## WORK TO BE COMPLETED
Transcribe the records that follow. Keep every word exactly, and drop the pictures.

## MATERIAL TO PROCESS
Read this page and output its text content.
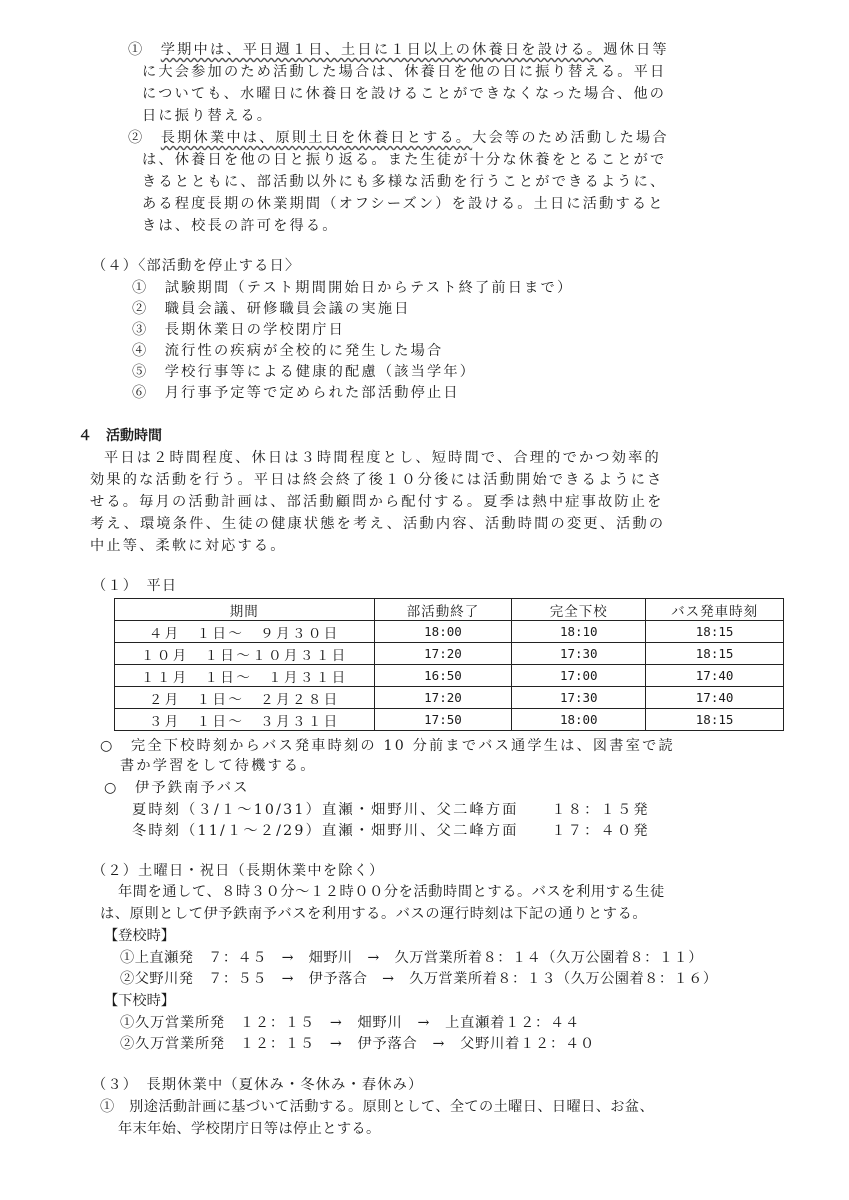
①　 学期中は、平日週１日、土日に１日以上の休養日を設ける。週休日等
に大会参加のため活動した場合は、休養日を他の日に振り替える。平日
についても、水曜日に休養日を設けることができなくなった場合、他の
日に振り替える。
②　 長期休業中は、原則土日を休養日とする。大会等のため活動した場合
は、休養日を他の日と振り返る。また生徒が十分な休養をとることがで
きるとともに、部活動以外にも多様な活動を行うことができるように、
ある程度長期の休業期間（オフシーズン）を設ける。土日に活動すると
きは、校長の許可を得る。
（４）〈部活動を停止する日〉
①　試験期間（テスト期間開始日からテスト終了前日まで）
②　職員会議、研修職員会議の実施日
③　長期休業日の学校閉庁日
④　流行性の疾病が全校的に発生した場合
⑤　学校行事等による健康的配慮（該当学年）
⑥　月行事予定等で定められた部活動停止日
４　活動時間
平日は２時間程度、休日は３時間程度とし、短時間で、合理的でかつ効率的
効果的な活動を行う。平日は終会終了後１０分後には活動開始できるようにさ
せる。毎月の活動計画は、部活動顧問から配付する。夏季は熱中症事故防止を
考え、環境条件、生徒の健康状態を考え、活動内容、活動時間の変更、活動の
中止等、柔軟に対応する。
（１）　平日
期間	部活動終了	完全下校	バス発車時刻
４月　１日～　９月３０日	18:00	18:10	18:15
１０月　１日～１０月３１日	17:20	17:30	18:15
１１月　１日～　１月３１日	16:50	17:00	17:40
２月　１日～　２月２８日	17:20	17:30	17:40
３月　１日～　３月３１日	17:50	18:00	18:15
○　完全下校時刻からバス発車時刻の 10 分前までバス通学生は、図書室で読
書か学習をして待機する。
○　伊予鉄南予バス
夏時刻（３/１～10/31）直瀬・畑野川、父二峰方面　　１８：１５発
冬時刻（11/１～２/29）直瀬・畑野川、父二峰方面　　１７：４０発
（２）土曜日・祝日（長期休業中を除く）
年間を通して、８時３０分～１２時００分を活動時間とする。バスを利用する生徒
は、原則として伊予鉄南予バスを利用する。バスの運行時刻は下記の通りとする。
【登校時】
①上直瀬発　７：４５　→　畑野川　→　久万営業所着８：１４（久万公園着８：１１）
②父野川発　７：５５　→　伊予落合　→　久万営業所着８：１３（久万公園着８：１６）
【下校時】
①久万営業所発　１２：１５　→　畑野川　→　上直瀬着１２：４４
②久万営業所発　１２：１５　→　伊予落合　→　父野川着１２：４０
（３）　長期休業中（夏休み・冬休み・春休み）
①　別途活動計画に基づいて活動する。原則として、全ての土曜日、日曜日、お盆、
年末年始、学校閉庁日等は停止とする。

## WORKED SOLUTION
Read this page and output its text content.
①　 学期中は、平日週１日、土日に１日以上の休養日を設ける。週休日等
に大会参加のため活動した場合は、休養日を他の日に振り替える。平日
についても、水曜日に休養日を設けることができなくなった場合、他の
日に振り替える。
②　 長期休業中は、原則土日を休養日とする。大会等のため活動した場合
は、休養日を他の日と振り返る。また生徒が十分な休養をとることがで
きるとともに、部活動以外にも多様な活動を行うことができるように、
ある程度長期の休業期間（オフシーズン）を設ける。土日に活動すると
きは、校長の許可を得る。
（４）〈部活動を停止する日〉
①　試験期間（テスト期間開始日からテスト終了前日まで）
②　職員会議、研修職員会議の実施日
③　長期休業日の学校閉庁日
④　流行性の疾病が全校的に発生した場合
⑤　学校行事等による健康的配慮（該当学年）
⑥　月行事予定等で定められた部活動停止日
４　活動時間
平日は２時間程度、休日は３時間程度とし、短時間で、合理的でかつ効率的
効果的な活動を行う。平日は終会終了後１０分後には活動開始できるようにさ
せる。毎月の活動計画は、部活動顧問から配付する。夏季は熱中症事故防止を
考え、環境条件、生徒の健康状態を考え、活動内容、活動時間の変更、活動の
中止等、柔軟に対応する。
（１）　平日
期間	部活動終了	完全下校	バス発車時刻
４月　１日～　９月３０日	18:00	18:10	18:15
１０月　１日～１０月３１日	17:20	17:30	18:15
１１月　１日～　１月３１日	16:50	17:00	17:40
２月　１日～　２月２８日	17:20	17:30	17:40
３月　１日～　３月３１日	17:50	18:00	18:15
○　完全下校時刻からバス発車時刻の 10 分前までバス通学生は、図書室で読
書か学習をして待機する。
○　伊予鉄南予バス
夏時刻（３/１～10/31）直瀬・畑野川、父二峰方面　　１８：１５発
冬時刻（11/１～２/29）直瀬・畑野川、父二峰方面　　１７：４０発
（２）土曜日・祝日（長期休業中を除く）
年間を通して、８時３０分～１２時００分を活動時間とする。バスを利用する生徒
は、原則として伊予鉄南予バスを利用する。バスの運行時刻は下記の通りとする。
【登校時】
①上直瀬発　７：４５　→　畑野川　→　久万営業所着８：１４（久万公園着８：１１）
②父野川発　７：５５　→　伊予落合　→　久万営業所着８：１３（久万公園着８：１６）
【下校時】
①久万営業所発　１２：１５　→　畑野川　→　上直瀬着１２：４４
②久万営業所発　１２：１５　→　伊予落合　→　父野川着１２：４０
（３）　長期休業中（夏休み・冬休み・春休み）
①　別途活動計画に基づいて活動する。原則として、全ての土曜日、日曜日、お盆、
年末年始、学校閉庁日等は停止とする。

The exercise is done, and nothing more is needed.